Dataset records
## Begin
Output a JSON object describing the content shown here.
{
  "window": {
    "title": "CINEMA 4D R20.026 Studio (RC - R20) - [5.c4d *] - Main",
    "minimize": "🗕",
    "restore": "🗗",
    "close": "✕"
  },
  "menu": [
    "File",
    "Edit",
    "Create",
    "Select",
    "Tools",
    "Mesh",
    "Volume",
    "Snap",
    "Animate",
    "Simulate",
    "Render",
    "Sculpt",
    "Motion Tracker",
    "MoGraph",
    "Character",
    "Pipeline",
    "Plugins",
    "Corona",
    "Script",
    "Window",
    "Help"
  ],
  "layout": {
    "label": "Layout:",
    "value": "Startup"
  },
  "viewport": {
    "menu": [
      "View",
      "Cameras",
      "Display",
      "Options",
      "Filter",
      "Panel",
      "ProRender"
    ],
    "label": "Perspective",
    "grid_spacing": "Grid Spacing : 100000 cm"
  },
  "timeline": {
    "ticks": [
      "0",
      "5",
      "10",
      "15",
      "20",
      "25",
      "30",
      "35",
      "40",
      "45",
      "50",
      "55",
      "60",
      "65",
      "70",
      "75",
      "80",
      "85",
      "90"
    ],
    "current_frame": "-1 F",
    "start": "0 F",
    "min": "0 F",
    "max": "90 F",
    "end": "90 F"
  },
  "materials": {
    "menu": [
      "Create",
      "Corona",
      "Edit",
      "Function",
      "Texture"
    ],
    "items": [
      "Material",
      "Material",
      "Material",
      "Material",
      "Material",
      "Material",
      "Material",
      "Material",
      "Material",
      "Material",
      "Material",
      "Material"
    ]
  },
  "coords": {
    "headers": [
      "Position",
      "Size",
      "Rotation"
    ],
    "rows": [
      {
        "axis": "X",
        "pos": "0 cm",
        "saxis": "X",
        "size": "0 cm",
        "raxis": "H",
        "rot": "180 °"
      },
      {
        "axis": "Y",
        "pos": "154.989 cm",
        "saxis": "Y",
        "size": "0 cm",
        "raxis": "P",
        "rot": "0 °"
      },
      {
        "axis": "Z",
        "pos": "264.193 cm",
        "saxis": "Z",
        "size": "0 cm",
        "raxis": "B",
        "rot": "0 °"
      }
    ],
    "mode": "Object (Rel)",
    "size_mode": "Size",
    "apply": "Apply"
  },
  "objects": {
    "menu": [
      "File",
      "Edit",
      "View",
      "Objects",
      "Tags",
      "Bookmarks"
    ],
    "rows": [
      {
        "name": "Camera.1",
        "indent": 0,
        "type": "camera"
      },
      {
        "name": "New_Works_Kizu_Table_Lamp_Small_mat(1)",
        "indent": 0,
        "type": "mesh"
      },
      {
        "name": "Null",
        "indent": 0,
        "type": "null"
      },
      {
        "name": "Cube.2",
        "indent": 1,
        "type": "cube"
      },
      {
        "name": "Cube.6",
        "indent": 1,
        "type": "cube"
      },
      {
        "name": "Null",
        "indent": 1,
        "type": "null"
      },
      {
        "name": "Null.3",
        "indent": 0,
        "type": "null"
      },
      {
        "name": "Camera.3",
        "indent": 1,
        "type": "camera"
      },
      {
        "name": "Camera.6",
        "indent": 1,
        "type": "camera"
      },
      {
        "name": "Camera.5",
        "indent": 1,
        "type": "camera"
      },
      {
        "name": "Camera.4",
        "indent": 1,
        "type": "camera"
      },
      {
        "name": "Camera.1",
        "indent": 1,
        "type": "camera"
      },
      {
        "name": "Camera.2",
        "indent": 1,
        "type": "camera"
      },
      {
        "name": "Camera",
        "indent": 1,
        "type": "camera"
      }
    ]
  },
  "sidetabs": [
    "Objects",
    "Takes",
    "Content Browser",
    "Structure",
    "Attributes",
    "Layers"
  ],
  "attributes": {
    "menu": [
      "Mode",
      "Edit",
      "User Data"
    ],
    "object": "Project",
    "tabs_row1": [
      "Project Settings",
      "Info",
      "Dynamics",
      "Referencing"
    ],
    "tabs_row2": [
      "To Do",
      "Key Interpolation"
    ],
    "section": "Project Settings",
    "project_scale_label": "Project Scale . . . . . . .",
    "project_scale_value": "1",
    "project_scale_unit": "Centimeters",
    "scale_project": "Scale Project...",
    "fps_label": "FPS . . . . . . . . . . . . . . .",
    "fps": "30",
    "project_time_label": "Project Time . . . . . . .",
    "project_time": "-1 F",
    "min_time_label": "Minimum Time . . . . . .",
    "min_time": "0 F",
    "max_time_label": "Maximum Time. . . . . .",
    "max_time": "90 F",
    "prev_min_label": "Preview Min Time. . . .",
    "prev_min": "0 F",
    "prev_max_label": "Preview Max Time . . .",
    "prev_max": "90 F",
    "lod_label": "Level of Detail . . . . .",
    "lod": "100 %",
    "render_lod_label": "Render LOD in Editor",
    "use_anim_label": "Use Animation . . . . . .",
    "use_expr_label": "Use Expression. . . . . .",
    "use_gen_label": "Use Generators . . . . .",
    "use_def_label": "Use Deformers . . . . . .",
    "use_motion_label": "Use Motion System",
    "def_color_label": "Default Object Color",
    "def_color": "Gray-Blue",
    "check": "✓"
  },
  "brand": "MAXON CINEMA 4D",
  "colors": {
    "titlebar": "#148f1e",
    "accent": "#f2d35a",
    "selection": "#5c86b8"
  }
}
## End
# REQUEST:
Each entry above is to be printed again exactly.

# RESULT OF THIS TASK:
Output a JSON object describing the content shown here.
{
  "window": {
    "title": "CINEMA 4D R20.026 Studio (RC - R20) - [5.c4d *] - Main",
    "minimize": "🗕",
    "restore": "🗗",
    "close": "✕"
  },
  "menu": [
    "File",
    "Edit",
    "Create",
    "Select",
    "Tools",
    "Mesh",
    "Volume",
    "Snap",
    "Animate",
    "Simulate",
    "Render",
    "Sculpt",
    "Motion Tracker",
    "MoGraph",
    "Character",
    "Pipeline",
    "Plugins",
    "Corona",
    "Script",
    "Window",
    "Help"
  ],
  "layout": {
    "label": "Layout:",
    "value": "Startup"
  },
  "viewport": {
    "menu": [
      "View",
      "Cameras",
      "Display",
      "Options",
      "Filter",
      "Panel",
      "ProRender"
    ],
    "label": "Perspective",
    "grid_spacing": "Grid Spacing : 100000 cm"
  },
  "timeline": {
    "ticks": [
      "0",
      "5",
      "10",
      "15",
      "20",
      "25",
      "30",
      "35",
      "40",
      "45",
      "50",
      "55",
      "60",
      "65",
      "70",
      "75",
      "80",
      "85",
      "90"
    ],
    "current_frame": "-1 F",
    "start": "0 F",
    "min": "0 F",
    "max": "90 F",
    "end": "90 F"
  },
  "materials": {
    "menu": [
      "Create",
      "Corona",
      "Edit",
      "Function",
      "Texture"
    ],
    "items": [
      "Material",
      "Material",
      "Material",
      "Material",
      "Material",
      "Material",
      "Material",
      "Material",
      "Material",
      "Material",
      "Material",
      "Material"
    ]
  },
  "coords": {
    "headers": [
      "Position",
      "Size",
      "Rotation"
    ],
    "rows": [
      {
        "axis": "X",
        "pos": "0 cm",
        "saxis": "X",
        "size": "0 cm",
        "raxis": "H",
        "rot": "180 °"
      },
      {
        "axis": "Y",
        "pos": "154.989 cm",
        "saxis": "Y",
        "size": "0 cm",
        "raxis": "P",
        "rot": "0 °"
      },
      {
        "axis": "Z",
        "pos": "264.193 cm",
        "saxis": "Z",
        "size": "0 cm",
        "raxis": "B",
        "rot": "0 °"
      }
    ],
    "mode": "Object (Rel)",
    "size_mode": "Size",
    "apply": "Apply"
  },
  "objects": {
    "menu": [
      "File",
      "Edit",
      "View",
      "Objects",
      "Tags",
      "Bookmarks"
    ],
    "rows": [
      {
        "name": "Camera.1",
        "indent": 0,
        "type": "camera"
      },
      {
        "name": "New_Works_Kizu_Table_Lamp_Small_mat(1)",
        "indent": 0,
        "type": "mesh"
      },
      {
        "name": "Null",
        "indent": 0,
        "type": "null"
      },
      {
        "name": "Cube.2",
        "indent": 1,
        "type": "cube"
      },
      {
        "name": "Cube.6",
        "indent": 1,
        "type": "cube"
      },
      {
        "name": "Null",
        "indent": 1,
        "type": "null"
      },
      {
        "name": "Null.3",
        "indent": 0,
        "type": "null"
      },
      {
        "name": "Camera.3",
        "indent": 1,
        "type": "camera"
      },
      {
        "name": "Camera.6",
        "indent": 1,
        "type": "camera"
      },
      {
        "name": "Camera.5",
        "indent": 1,
        "type": "camera"
      },
      {
        "name": "Camera.4",
        "indent": 1,
        "type": "camera"
      },
      {
        "name": "Camera.1",
        "indent": 1,
        "type": "camera"
      },
      {
        "name": "Camera.2",
        "indent": 1,
        "type": "camera"
      },
      {
        "name": "Camera",
        "indent": 1,
        "type": "camera"
      }
    ]
  },
  "sidetabs": [
    "Objects",
    "Takes",
    "Content Browser",
    "Structure",
    "Attributes",
    "Layers"
  ],
  "attributes": {
    "menu": [
      "Mode",
      "Edit",
      "User Data"
    ],
    "object": "Project",
    "tabs_row1": [
      "Project Settings",
      "Info",
      "Dynamics",
      "Referencing"
    ],
    "tabs_row2": [
      "To Do",
      "Key Interpolation"
    ],
    "section": "Project Settings",
    "project_scale_label": "Project Scale . . . . . . .",
    "project_scale_value": "1",
    "project_scale_unit": "Centimeters",
    "scale_project": "Scale Project...",
    "fps_label": "FPS . . . . . . . . . . . . . . .",
    "fps": "30",
    "project_time_label": "Project Time . . . . . . .",
    "project_time": "-1 F",
    "min_time_label": "Minimum Time . . . . . .",
    "min_time": "0 F",
    "max_time_label": "Maximum Time. . . . . .",
    "max_time": "90 F",
    "prev_min_label": "Preview Min Time. . . .",
    "prev_min": "0 F",
    "prev_max_label": "Preview Max Time . . .",
    "prev_max": "90 F",
    "lod_label": "Level of Detail . . . . .",
    "lod": "100 %",
    "render_lod_label": "Render LOD in Editor",
    "use_anim_label": "Use Animation . . . . . .",
    "use_expr_label": "Use Expression. . . . . .",
    "use_gen_label": "Use Generators . . . . .",
    "use_def_label": "Use Deformers . . . . . .",
    "use_motion_label": "Use Motion System",
    "def_color_label": "Default Object Color",
    "def_color": "Gray-Blue",
    "check": "✓"
  },
  "brand": "MAXON CINEMA 4D",
  "colors": {
    "titlebar": "#148f1e",
    "accent": "#f2d35a",
    "selection": "#5c86b8"
  }
}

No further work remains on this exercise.